[What is asked]: Pull out every line with the word "upon" from the entries below.

***** Items

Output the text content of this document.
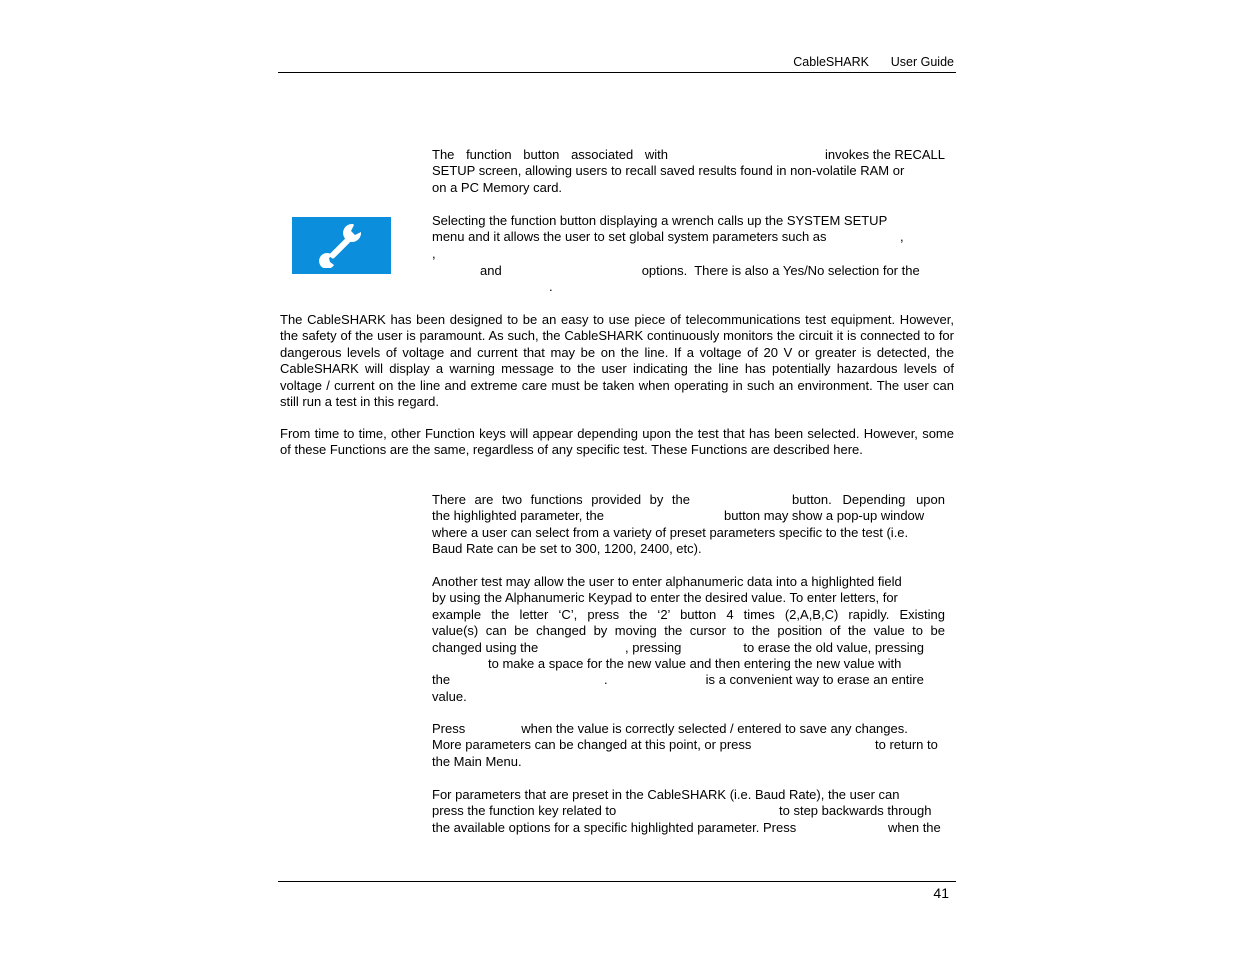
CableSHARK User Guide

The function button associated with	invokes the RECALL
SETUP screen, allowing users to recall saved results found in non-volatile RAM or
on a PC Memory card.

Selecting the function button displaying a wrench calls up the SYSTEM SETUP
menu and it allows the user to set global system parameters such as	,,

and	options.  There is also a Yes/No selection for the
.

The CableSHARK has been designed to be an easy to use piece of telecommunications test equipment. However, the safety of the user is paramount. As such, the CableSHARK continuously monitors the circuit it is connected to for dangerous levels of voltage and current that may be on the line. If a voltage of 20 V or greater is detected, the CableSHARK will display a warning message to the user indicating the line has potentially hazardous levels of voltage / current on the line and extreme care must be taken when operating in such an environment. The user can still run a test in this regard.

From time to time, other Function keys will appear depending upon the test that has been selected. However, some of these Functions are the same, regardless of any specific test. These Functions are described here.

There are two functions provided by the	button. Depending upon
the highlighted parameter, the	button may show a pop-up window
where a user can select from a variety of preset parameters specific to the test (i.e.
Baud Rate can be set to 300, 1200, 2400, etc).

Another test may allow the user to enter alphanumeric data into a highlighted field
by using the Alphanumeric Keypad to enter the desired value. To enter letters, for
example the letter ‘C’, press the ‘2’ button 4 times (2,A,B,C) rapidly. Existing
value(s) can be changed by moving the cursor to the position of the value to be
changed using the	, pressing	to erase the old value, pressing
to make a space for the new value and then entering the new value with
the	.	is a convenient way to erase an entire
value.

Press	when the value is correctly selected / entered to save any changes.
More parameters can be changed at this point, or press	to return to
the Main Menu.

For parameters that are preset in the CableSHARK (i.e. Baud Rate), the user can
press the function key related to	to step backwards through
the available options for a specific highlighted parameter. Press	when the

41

**********

[Expected output]:
From time to time, other Function keys will appear depending upon the test that has been selected. However, some of these Functions are the same, regardless of any specific test. These Functions are described here.
There are two functions provided by the	button. Depending upon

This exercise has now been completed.